• Your objective
Copy each line exactly.

• Input material

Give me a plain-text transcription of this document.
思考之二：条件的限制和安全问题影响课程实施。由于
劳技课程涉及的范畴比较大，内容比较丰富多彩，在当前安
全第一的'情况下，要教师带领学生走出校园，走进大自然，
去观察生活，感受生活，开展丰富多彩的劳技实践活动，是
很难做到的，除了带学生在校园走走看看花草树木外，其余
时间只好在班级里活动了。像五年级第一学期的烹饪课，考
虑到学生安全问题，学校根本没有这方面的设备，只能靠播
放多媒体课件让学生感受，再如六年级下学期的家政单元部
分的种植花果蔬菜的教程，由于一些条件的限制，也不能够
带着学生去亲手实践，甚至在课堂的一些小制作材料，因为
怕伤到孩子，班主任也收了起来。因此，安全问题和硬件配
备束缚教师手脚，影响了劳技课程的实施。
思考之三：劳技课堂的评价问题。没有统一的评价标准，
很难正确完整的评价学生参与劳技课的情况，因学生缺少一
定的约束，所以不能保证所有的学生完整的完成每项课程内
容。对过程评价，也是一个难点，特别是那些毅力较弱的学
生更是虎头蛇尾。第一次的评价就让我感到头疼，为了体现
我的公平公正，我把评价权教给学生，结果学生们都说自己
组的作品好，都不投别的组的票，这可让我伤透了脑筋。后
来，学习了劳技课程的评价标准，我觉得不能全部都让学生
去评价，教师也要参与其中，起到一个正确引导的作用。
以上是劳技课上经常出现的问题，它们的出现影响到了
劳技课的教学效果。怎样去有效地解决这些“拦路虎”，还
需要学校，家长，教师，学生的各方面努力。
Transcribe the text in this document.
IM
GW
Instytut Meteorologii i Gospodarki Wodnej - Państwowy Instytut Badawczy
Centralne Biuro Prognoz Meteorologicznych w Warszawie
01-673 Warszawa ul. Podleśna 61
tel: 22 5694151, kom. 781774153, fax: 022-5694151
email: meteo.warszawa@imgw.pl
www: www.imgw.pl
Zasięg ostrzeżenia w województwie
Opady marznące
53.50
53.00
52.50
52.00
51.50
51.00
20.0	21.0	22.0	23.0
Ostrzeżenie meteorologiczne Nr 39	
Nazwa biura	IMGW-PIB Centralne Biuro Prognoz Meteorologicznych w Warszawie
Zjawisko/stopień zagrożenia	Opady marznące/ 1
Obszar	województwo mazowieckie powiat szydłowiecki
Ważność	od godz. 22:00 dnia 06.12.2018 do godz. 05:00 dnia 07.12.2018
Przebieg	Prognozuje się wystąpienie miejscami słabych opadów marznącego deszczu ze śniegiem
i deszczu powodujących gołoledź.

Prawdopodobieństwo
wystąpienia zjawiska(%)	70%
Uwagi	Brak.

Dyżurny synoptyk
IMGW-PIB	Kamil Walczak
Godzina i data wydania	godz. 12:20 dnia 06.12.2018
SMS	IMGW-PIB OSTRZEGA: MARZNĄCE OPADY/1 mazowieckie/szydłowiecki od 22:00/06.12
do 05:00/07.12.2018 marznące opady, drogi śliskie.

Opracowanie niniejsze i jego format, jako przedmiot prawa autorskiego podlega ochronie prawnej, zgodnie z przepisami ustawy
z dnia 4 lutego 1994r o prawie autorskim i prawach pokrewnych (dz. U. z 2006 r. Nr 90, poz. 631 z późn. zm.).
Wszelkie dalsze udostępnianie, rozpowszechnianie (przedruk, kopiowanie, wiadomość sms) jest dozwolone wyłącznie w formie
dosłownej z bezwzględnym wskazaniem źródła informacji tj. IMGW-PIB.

• Reply to the exercise
Give me a plain-text transcription of this document.
思考之二：条件的限制和安全问题影响课程实施。由于
劳技课程涉及的范畴比较大，内容比较丰富多彩，在当前安
全第一的'情况下，要教师带领学生走出校园，走进大自然，
去观察生活，感受生活，开展丰富多彩的劳技实践活动，是
很难做到的，除了带学生在校园走走看看花草树木外，其余
时间只好在班级里活动了。像五年级第一学期的烹饪课，考
虑到学生安全问题，学校根本没有这方面的设备，只能靠播
放多媒体课件让学生感受，再如六年级下学期的家政单元部
分的种植花果蔬菜的教程，由于一些条件的限制，也不能够
带着学生去亲手实践，甚至在课堂的一些小制作材料，因为
怕伤到孩子，班主任也收了起来。因此，安全问题和硬件配
备束缚教师手脚，影响了劳技课程的实施。
思考之三：劳技课堂的评价问题。没有统一的评价标准，
很难正确完整的评价学生参与劳技课的情况，因学生缺少一
定的约束，所以不能保证所有的学生完整的完成每项课程内
容。对过程评价，也是一个难点，特别是那些毅力较弱的学
生更是虎头蛇尾。第一次的评价就让我感到头疼，为了体现
我的公平公正，我把评价权教给学生，结果学生们都说自己
组的作品好，都不投别的组的票，这可让我伤透了脑筋。后
来，学习了劳技课程的评价标准，我觉得不能全部都让学生
去评价，教师也要参与其中，起到一个正确引导的作用。
以上是劳技课上经常出现的问题，它们的出现影响到了
劳技课的教学效果。怎样去有效地解决这些“拦路虎”，还
需要学校，家长，教师，学生的各方面努力。
Transcribe the text in this document.
IM
GW
Instytut Meteorologii i Gospodarki Wodnej - Państwowy Instytut Badawczy
Centralne Biuro Prognoz Meteorologicznych w Warszawie
01-673 Warszawa ul. Podleśna 61
tel: 22 5694151, kom. 781774153, fax: 022-5694151
email: meteo.warszawa@imgw.pl
www: www.imgw.pl
Zasięg ostrzeżenia w województwie
Opady marznące
53.50
53.00
52.50
52.00
51.50
51.00
20.0	21.0	22.0	23.0
Ostrzeżenie meteorologiczne Nr 39	
Nazwa biura	IMGW-PIB Centralne Biuro Prognoz Meteorologicznych w Warszawie
Zjawisko/stopień zagrożenia	Opady marznące/ 1
Obszar	województwo mazowieckie powiat szydłowiecki
Ważność	od godz. 22:00 dnia 06.12.2018 do godz. 05:00 dnia 07.12.2018
Przebieg	Prognozuje się wystąpienie miejscami słabych opadów marznącego deszczu ze śniegiem
i deszczu powodujących gołoledź.

Prawdopodobieństwo
wystąpienia zjawiska(%)	70%
Uwagi	Brak.

Dyżurny synoptyk
IMGW-PIB	Kamil Walczak
Godzina i data wydania	godz. 12:20 dnia 06.12.2018
SMS	IMGW-PIB OSTRZEGA: MARZNĄCE OPADY/1 mazowieckie/szydłowiecki od 22:00/06.12
do 05:00/07.12.2018 marznące opady, drogi śliskie.

Opracowanie niniejsze i jego format, jako przedmiot prawa autorskiego podlega ochronie prawnej, zgodnie z przepisami ustawy
z dnia 4 lutego 1994r o prawie autorskim i prawach pokrewnych (dz. U. z 2006 r. Nr 90, poz. 631 z późn. zm.).
Wszelkie dalsze udostępnianie, rozpowszechnianie (przedruk, kopiowanie, wiadomość sms) jest dozwolone wyłącznie w formie
dosłownej z bezwzględnym wskazaniem źródła informacji tj. IMGW-PIB.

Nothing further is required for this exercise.